WHAT IS EXPECTED
In the entries below, find the line containing "Extract the structured" and the line containing "Parse this screenshot: output". Copy those two lines and everything between them exactly, without the pictures.

══ DATA FOR THE TASK

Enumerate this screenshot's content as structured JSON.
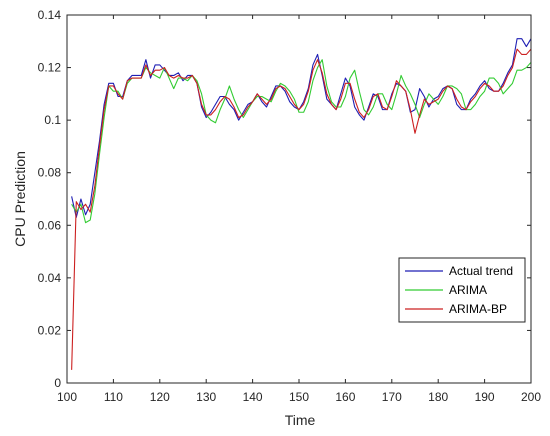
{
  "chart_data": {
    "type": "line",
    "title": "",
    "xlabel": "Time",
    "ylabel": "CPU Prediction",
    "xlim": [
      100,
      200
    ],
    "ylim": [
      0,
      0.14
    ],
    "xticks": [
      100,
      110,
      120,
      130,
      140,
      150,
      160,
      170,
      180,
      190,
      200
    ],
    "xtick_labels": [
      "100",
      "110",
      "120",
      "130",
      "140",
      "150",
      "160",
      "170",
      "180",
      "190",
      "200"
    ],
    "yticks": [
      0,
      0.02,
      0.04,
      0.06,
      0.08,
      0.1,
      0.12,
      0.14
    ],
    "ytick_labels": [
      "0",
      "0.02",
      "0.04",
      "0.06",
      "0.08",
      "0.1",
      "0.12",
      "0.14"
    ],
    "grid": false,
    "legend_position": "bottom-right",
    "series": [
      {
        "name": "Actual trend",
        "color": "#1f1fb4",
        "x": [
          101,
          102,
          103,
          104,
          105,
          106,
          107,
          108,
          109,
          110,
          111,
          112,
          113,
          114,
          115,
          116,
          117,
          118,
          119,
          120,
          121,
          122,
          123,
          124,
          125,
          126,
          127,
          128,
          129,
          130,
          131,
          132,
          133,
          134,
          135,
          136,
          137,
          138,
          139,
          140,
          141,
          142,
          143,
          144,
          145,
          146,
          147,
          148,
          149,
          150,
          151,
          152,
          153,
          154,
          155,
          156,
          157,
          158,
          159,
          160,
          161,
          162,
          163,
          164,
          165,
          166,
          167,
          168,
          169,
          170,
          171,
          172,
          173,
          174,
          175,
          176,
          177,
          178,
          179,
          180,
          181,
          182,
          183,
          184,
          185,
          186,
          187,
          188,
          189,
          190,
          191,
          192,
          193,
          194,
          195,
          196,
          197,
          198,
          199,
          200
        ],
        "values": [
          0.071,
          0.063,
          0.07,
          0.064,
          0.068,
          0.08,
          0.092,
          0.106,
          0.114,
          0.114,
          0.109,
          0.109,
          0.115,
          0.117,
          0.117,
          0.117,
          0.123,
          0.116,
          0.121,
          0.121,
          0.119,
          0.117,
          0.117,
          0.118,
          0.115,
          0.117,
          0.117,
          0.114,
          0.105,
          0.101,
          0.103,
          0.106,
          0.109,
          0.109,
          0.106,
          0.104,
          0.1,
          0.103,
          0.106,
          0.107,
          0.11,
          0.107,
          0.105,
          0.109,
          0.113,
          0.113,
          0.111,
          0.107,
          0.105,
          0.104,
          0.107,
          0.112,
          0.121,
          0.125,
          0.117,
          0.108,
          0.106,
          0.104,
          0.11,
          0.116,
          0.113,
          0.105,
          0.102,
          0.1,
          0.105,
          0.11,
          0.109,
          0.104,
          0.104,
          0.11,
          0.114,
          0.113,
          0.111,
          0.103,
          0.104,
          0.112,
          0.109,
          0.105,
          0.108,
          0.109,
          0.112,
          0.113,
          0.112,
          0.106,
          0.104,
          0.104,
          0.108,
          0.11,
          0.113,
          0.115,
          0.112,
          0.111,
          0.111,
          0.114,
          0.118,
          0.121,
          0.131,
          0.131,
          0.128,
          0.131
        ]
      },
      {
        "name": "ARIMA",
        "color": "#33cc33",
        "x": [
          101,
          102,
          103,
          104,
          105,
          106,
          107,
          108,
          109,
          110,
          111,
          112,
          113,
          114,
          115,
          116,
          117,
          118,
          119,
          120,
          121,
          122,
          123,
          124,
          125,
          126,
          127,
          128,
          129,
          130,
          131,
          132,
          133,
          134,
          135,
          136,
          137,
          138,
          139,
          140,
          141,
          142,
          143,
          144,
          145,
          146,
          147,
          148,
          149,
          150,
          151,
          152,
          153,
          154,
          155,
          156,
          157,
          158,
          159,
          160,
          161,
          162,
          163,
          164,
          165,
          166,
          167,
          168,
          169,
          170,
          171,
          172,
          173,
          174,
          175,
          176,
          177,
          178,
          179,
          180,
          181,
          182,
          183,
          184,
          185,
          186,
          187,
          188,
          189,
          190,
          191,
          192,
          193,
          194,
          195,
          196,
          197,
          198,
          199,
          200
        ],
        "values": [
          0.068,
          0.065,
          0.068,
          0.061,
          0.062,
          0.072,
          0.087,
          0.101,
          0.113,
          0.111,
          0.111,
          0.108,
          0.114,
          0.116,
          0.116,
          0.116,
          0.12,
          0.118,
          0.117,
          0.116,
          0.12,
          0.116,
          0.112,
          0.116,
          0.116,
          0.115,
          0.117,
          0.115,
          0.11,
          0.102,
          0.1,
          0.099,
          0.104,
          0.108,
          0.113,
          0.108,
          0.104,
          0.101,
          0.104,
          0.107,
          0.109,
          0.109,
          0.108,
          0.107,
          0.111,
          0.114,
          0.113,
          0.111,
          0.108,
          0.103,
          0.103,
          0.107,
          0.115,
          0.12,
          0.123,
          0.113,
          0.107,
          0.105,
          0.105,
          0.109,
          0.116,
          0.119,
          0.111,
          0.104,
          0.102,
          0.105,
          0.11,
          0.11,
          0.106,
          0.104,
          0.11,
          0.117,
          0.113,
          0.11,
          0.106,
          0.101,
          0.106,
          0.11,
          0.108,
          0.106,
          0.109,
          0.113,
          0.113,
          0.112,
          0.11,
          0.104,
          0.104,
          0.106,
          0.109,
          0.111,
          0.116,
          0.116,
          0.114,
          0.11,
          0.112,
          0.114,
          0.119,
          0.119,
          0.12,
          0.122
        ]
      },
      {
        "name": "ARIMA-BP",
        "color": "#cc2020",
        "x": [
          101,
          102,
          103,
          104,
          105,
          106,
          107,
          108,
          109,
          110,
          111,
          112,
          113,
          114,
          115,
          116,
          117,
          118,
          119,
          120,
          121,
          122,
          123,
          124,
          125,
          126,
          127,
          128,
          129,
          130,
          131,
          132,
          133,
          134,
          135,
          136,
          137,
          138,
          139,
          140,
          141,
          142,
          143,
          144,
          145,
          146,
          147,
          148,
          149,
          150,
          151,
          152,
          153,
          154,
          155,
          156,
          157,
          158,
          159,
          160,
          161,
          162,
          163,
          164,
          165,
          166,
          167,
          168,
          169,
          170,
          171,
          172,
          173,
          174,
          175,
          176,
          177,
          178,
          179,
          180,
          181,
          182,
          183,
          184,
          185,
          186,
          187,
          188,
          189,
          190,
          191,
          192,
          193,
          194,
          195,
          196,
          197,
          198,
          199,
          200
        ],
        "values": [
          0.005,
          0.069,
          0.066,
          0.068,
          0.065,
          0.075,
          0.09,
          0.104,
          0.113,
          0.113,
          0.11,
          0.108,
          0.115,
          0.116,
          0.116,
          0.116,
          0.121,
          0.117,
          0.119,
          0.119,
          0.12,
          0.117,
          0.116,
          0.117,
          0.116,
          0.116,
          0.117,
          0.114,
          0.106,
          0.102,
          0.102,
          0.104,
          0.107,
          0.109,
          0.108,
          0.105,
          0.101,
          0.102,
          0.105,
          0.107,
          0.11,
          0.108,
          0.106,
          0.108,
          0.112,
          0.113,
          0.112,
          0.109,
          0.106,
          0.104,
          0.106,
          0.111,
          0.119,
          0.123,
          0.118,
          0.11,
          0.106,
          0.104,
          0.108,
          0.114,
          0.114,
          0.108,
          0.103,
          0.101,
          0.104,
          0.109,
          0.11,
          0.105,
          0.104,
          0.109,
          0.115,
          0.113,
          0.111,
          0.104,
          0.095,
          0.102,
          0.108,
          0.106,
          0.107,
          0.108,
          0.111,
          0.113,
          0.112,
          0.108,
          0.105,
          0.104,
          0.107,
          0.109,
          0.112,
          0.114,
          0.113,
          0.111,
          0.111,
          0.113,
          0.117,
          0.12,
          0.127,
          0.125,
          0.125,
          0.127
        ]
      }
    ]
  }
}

════
══ DATA FOR THE TASK

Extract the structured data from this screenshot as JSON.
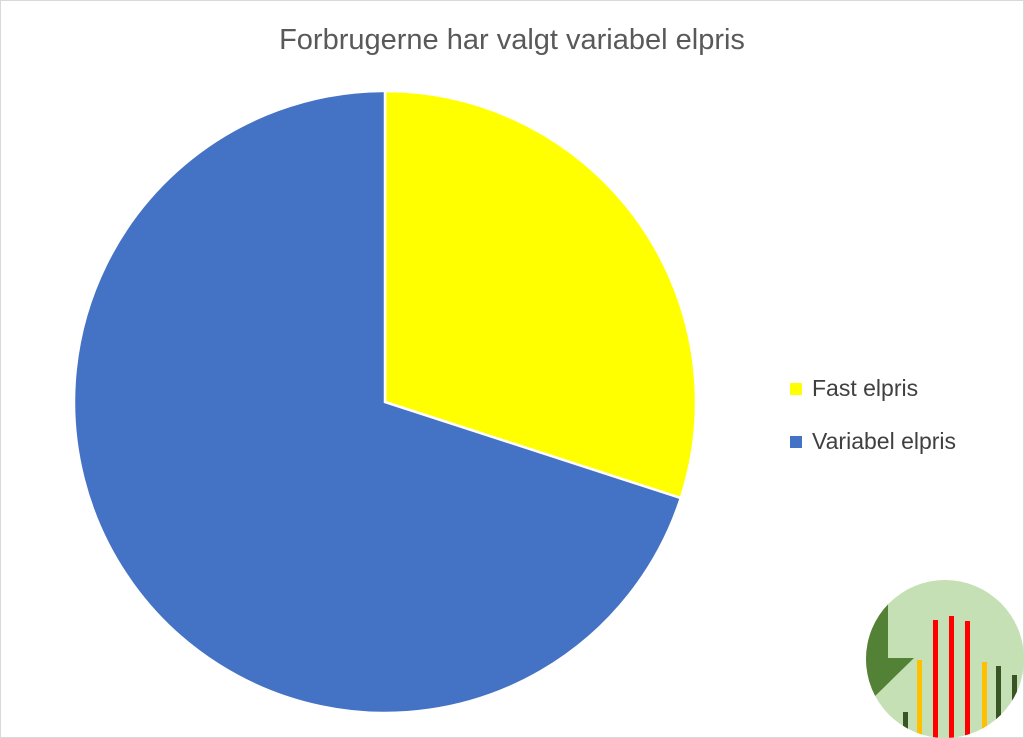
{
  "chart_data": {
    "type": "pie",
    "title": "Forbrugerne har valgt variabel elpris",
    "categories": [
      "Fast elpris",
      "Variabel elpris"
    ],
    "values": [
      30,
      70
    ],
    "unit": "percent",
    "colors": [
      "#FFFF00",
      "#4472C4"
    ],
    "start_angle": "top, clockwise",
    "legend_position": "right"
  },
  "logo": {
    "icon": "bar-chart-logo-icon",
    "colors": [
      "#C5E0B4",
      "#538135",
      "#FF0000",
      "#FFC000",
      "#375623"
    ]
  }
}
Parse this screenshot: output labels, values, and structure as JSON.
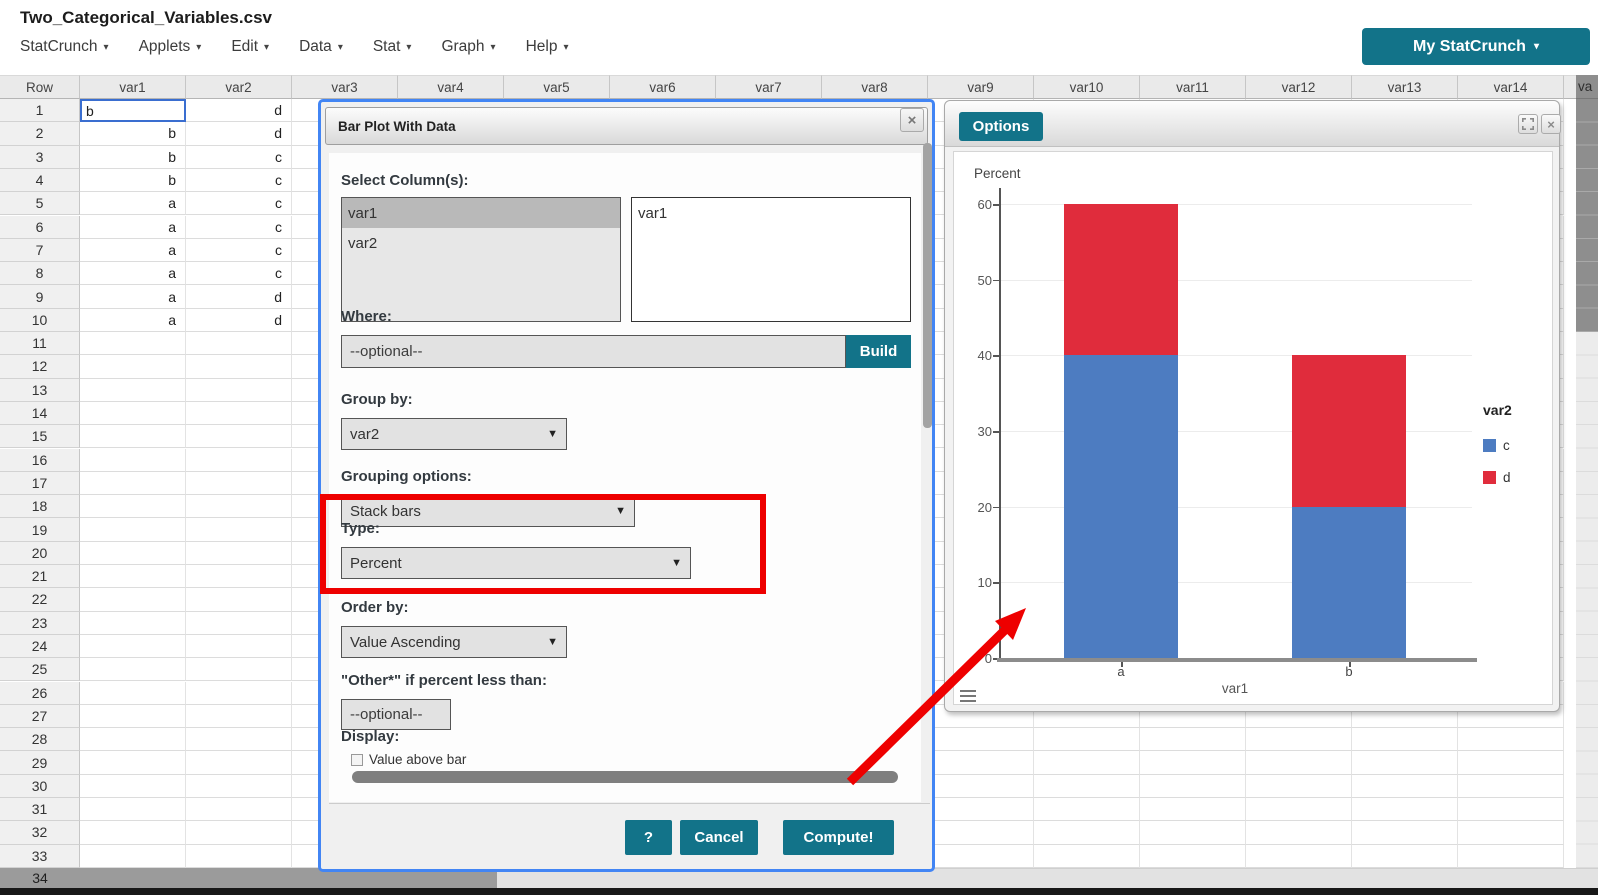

════

EXERCISE OUTPUT
Extract the structured data from this screenshot as JSON.
{
  "chart_data": {
    "type": "pie",
    "title": "Forbrugerne har valgt variabel elpris",
    "categories": [
      "Fast elpris",
      "Variabel elpris"
    ],
    "values": [
      30,
      70
    ],
    "unit": "percent",
    "colors": [
      "#FFFF00",
      "#4472C4"
    ],
    "start_angle": "top, clockwise",
    "legend_position": "right"
  },
  "logo": {
    "icon": "bar-chart-logo-icon",
    "colors": [
      "#C5E0B4",
      "#538135",
      "#FF0000",
      "#FFC000",
      "#375623"
    ]
  }
}
Parse this screenshot: output labels, values, and structure as JSON.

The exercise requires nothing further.